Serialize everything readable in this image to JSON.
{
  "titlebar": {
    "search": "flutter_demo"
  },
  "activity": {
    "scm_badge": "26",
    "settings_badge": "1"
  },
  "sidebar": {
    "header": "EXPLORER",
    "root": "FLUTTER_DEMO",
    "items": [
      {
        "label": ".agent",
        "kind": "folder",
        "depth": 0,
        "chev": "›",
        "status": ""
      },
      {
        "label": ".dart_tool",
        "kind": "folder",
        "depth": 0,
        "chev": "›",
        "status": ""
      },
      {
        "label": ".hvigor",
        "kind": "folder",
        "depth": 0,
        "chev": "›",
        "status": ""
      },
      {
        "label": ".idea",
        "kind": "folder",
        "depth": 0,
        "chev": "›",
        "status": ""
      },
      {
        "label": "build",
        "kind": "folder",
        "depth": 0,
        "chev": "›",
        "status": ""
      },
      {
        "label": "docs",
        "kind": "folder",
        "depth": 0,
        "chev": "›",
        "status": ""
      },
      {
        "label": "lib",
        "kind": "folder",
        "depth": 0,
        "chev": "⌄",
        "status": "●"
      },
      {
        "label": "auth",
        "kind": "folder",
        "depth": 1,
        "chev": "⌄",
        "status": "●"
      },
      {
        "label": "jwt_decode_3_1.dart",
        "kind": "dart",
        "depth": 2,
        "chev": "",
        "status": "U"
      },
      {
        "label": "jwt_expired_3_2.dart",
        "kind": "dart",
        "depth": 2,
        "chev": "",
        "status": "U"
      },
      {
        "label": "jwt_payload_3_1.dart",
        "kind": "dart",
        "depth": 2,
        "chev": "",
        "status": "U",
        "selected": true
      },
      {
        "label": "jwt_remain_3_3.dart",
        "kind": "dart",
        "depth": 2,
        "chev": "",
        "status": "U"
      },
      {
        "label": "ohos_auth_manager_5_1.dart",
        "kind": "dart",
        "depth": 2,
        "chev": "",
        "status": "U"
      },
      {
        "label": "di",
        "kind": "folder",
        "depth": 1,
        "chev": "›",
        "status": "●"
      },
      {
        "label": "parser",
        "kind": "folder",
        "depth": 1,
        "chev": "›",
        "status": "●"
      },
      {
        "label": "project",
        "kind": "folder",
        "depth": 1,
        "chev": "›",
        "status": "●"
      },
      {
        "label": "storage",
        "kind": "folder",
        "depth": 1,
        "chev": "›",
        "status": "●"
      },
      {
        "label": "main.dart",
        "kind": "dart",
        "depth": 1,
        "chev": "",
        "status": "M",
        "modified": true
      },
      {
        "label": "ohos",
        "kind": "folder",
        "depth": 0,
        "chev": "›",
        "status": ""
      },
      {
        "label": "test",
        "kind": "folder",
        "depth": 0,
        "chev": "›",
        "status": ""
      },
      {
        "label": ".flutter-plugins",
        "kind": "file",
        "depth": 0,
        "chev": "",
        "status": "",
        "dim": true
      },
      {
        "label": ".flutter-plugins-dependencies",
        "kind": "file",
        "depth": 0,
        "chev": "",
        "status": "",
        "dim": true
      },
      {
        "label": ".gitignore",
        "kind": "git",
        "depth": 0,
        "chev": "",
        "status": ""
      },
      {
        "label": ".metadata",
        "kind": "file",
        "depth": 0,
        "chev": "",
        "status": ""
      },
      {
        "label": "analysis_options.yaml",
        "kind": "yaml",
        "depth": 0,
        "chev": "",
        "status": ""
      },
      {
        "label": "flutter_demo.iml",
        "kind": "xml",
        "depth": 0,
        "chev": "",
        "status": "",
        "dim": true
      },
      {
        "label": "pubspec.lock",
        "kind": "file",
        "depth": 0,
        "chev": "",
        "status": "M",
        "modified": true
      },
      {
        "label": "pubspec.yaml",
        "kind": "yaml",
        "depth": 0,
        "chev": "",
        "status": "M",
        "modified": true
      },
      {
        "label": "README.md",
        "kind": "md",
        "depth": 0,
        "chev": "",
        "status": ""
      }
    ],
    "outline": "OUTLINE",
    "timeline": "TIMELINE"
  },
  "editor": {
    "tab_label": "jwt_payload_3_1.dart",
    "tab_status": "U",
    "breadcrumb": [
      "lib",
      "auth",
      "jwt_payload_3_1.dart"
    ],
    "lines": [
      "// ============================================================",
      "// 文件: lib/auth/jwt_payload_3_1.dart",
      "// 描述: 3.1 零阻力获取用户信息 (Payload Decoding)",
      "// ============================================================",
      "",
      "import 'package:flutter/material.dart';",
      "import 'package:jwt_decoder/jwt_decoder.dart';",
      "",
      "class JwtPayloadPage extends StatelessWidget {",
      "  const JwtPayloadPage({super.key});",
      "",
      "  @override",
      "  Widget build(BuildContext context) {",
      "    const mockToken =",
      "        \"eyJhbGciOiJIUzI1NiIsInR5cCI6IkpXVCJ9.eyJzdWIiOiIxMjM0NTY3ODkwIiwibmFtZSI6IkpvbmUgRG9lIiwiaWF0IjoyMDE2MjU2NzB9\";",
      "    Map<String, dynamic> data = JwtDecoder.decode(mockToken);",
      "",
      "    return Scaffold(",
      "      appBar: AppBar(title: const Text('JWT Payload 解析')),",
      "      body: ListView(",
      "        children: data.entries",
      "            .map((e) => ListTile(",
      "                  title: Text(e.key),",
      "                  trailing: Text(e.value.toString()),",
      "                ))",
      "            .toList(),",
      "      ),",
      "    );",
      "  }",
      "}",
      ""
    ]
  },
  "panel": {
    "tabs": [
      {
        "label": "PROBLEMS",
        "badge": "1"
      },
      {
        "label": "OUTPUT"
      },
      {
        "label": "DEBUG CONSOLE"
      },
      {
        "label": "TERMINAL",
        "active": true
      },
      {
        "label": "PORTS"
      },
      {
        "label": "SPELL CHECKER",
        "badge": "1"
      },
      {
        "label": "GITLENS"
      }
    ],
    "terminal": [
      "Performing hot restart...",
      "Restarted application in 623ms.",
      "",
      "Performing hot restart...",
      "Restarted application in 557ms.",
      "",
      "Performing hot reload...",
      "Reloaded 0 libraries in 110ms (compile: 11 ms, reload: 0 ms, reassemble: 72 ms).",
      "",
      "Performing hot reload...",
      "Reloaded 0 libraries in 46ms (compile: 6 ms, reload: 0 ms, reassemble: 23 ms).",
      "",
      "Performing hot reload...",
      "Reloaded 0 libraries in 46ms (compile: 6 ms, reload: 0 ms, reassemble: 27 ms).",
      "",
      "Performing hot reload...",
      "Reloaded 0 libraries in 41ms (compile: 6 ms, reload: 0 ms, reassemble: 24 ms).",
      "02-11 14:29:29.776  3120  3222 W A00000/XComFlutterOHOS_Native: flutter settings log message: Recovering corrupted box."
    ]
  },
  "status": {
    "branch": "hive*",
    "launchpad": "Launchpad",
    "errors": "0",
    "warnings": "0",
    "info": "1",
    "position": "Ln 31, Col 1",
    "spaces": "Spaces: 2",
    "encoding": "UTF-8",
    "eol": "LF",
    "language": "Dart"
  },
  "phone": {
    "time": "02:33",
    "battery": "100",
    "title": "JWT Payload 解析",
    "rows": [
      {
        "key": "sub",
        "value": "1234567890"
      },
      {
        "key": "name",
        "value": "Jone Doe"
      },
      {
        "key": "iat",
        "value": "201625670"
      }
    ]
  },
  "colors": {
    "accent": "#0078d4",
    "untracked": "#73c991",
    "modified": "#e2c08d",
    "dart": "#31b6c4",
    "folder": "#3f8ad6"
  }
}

▶ **WHAT TO DO**
Copy out all the entries shown above, character for character.

▶ **FULL OUTPUT**
Serialize everything readable in this image to JSON.
{
  "titlebar": {
    "search": "flutter_demo"
  },
  "activity": {
    "scm_badge": "26",
    "settings_badge": "1"
  },
  "sidebar": {
    "header": "EXPLORER",
    "root": "FLUTTER_DEMO",
    "items": [
      {
        "label": ".agent",
        "kind": "folder",
        "depth": 0,
        "chev": "›",
        "status": ""
      },
      {
        "label": ".dart_tool",
        "kind": "folder",
        "depth": 0,
        "chev": "›",
        "status": ""
      },
      {
        "label": ".hvigor",
        "kind": "folder",
        "depth": 0,
        "chev": "›",
        "status": ""
      },
      {
        "label": ".idea",
        "kind": "folder",
        "depth": 0,
        "chev": "›",
        "status": ""
      },
      {
        "label": "build",
        "kind": "folder",
        "depth": 0,
        "chev": "›",
        "status": ""
      },
      {
        "label": "docs",
        "kind": "folder",
        "depth": 0,
        "chev": "›",
        "status": ""
      },
      {
        "label": "lib",
        "kind": "folder",
        "depth": 0,
        "chev": "⌄",
        "status": "●"
      },
      {
        "label": "auth",
        "kind": "folder",
        "depth": 1,
        "chev": "⌄",
        "status": "●"
      },
      {
        "label": "jwt_decode_3_1.dart",
        "kind": "dart",
        "depth": 2,
        "chev": "",
        "status": "U"
      },
      {
        "label": "jwt_expired_3_2.dart",
        "kind": "dart",
        "depth": 2,
        "chev": "",
        "status": "U"
      },
      {
        "label": "jwt_payload_3_1.dart",
        "kind": "dart",
        "depth": 2,
        "chev": "",
        "status": "U",
        "selected": true
      },
      {
        "label": "jwt_remain_3_3.dart",
        "kind": "dart",
        "depth": 2,
        "chev": "",
        "status": "U"
      },
      {
        "label": "ohos_auth_manager_5_1.dart",
        "kind": "dart",
        "depth": 2,
        "chev": "",
        "status": "U"
      },
      {
        "label": "di",
        "kind": "folder",
        "depth": 1,
        "chev": "›",
        "status": "●"
      },
      {
        "label": "parser",
        "kind": "folder",
        "depth": 1,
        "chev": "›",
        "status": "●"
      },
      {
        "label": "project",
        "kind": "folder",
        "depth": 1,
        "chev": "›",
        "status": "●"
      },
      {
        "label": "storage",
        "kind": "folder",
        "depth": 1,
        "chev": "›",
        "status": "●"
      },
      {
        "label": "main.dart",
        "kind": "dart",
        "depth": 1,
        "chev": "",
        "status": "M",
        "modified": true
      },
      {
        "label": "ohos",
        "kind": "folder",
        "depth": 0,
        "chev": "›",
        "status": ""
      },
      {
        "label": "test",
        "kind": "folder",
        "depth": 0,
        "chev": "›",
        "status": ""
      },
      {
        "label": ".flutter-plugins",
        "kind": "file",
        "depth": 0,
        "chev": "",
        "status": "",
        "dim": true
      },
      {
        "label": ".flutter-plugins-dependencies",
        "kind": "file",
        "depth": 0,
        "chev": "",
        "status": "",
        "dim": true
      },
      {
        "label": ".gitignore",
        "kind": "git",
        "depth": 0,
        "chev": "",
        "status": ""
      },
      {
        "label": ".metadata",
        "kind": "file",
        "depth": 0,
        "chev": "",
        "status": ""
      },
      {
        "label": "analysis_options.yaml",
        "kind": "yaml",
        "depth": 0,
        "chev": "",
        "status": ""
      },
      {
        "label": "flutter_demo.iml",
        "kind": "xml",
        "depth": 0,
        "chev": "",
        "status": "",
        "dim": true
      },
      {
        "label": "pubspec.lock",
        "kind": "file",
        "depth": 0,
        "chev": "",
        "status": "M",
        "modified": true
      },
      {
        "label": "pubspec.yaml",
        "kind": "yaml",
        "depth": 0,
        "chev": "",
        "status": "M",
        "modified": true
      },
      {
        "label": "README.md",
        "kind": "md",
        "depth": 0,
        "chev": "",
        "status": ""
      }
    ],
    "outline": "OUTLINE",
    "timeline": "TIMELINE"
  },
  "editor": {
    "tab_label": "jwt_payload_3_1.dart",
    "tab_status": "U",
    "breadcrumb": [
      "lib",
      "auth",
      "jwt_payload_3_1.dart"
    ],
    "lines": [
      "// ============================================================",
      "// 文件: lib/auth/jwt_payload_3_1.dart",
      "// 描述: 3.1 零阻力获取用户信息 (Payload Decoding)",
      "// ============================================================",
      "",
      "import 'package:flutter/material.dart';",
      "import 'package:jwt_decoder/jwt_decoder.dart';",
      "",
      "class JwtPayloadPage extends StatelessWidget {",
      "  const JwtPayloadPage({super.key});",
      "",
      "  @override",
      "  Widget build(BuildContext context) {",
      "    const mockToken =",
      "        \"eyJhbGciOiJIUzI1NiIsInR5cCI6IkpXVCJ9.eyJzdWIiOiIxMjM0NTY3ODkwIiwibmFtZSI6IkpvbmUgRG9lIiwiaWF0IjoyMDE2MjU2NzB9\";",
      "    Map<String, dynamic> data = JwtDecoder.decode(mockToken);",
      "",
      "    return Scaffold(",
      "      appBar: AppBar(title: const Text('JWT Payload 解析')),",
      "      body: ListView(",
      "        children: data.entries",
      "            .map((e) => ListTile(",
      "                  title: Text(e.key),",
      "                  trailing: Text(e.value.toString()),",
      "                ))",
      "            .toList(),",
      "      ),",
      "    );",
      "  }",
      "}",
      ""
    ]
  },
  "panel": {
    "tabs": [
      {
        "label": "PROBLEMS",
        "badge": "1"
      },
      {
        "label": "OUTPUT"
      },
      {
        "label": "DEBUG CONSOLE"
      },
      {
        "label": "TERMINAL",
        "active": true
      },
      {
        "label": "PORTS"
      },
      {
        "label": "SPELL CHECKER",
        "badge": "1"
      },
      {
        "label": "GITLENS"
      }
    ],
    "terminal": [
      "Performing hot restart...",
      "Restarted application in 623ms.",
      "",
      "Performing hot restart...",
      "Restarted application in 557ms.",
      "",
      "Performing hot reload...",
      "Reloaded 0 libraries in 110ms (compile: 11 ms, reload: 0 ms, reassemble: 72 ms).",
      "",
      "Performing hot reload...",
      "Reloaded 0 libraries in 46ms (compile: 6 ms, reload: 0 ms, reassemble: 23 ms).",
      "",
      "Performing hot reload...",
      "Reloaded 0 libraries in 46ms (compile: 6 ms, reload: 0 ms, reassemble: 27 ms).",
      "",
      "Performing hot reload...",
      "Reloaded 0 libraries in 41ms (compile: 6 ms, reload: 0 ms, reassemble: 24 ms).",
      "02-11 14:29:29.776  3120  3222 W A00000/XComFlutterOHOS_Native: flutter settings log message: Recovering corrupted box."
    ]
  },
  "status": {
    "branch": "hive*",
    "launchpad": "Launchpad",
    "errors": "0",
    "warnings": "0",
    "info": "1",
    "position": "Ln 31, Col 1",
    "spaces": "Spaces: 2",
    "encoding": "UTF-8",
    "eol": "LF",
    "language": "Dart"
  },
  "phone": {
    "time": "02:33",
    "battery": "100",
    "title": "JWT Payload 解析",
    "rows": [
      {
        "key": "sub",
        "value": "1234567890"
      },
      {
        "key": "name",
        "value": "Jone Doe"
      },
      {
        "key": "iat",
        "value": "201625670"
      }
    ]
  },
  "colors": {
    "accent": "#0078d4",
    "untracked": "#73c991",
    "modified": "#e2c08d",
    "dart": "#31b6c4",
    "folder": "#3f8ad6"
  }
}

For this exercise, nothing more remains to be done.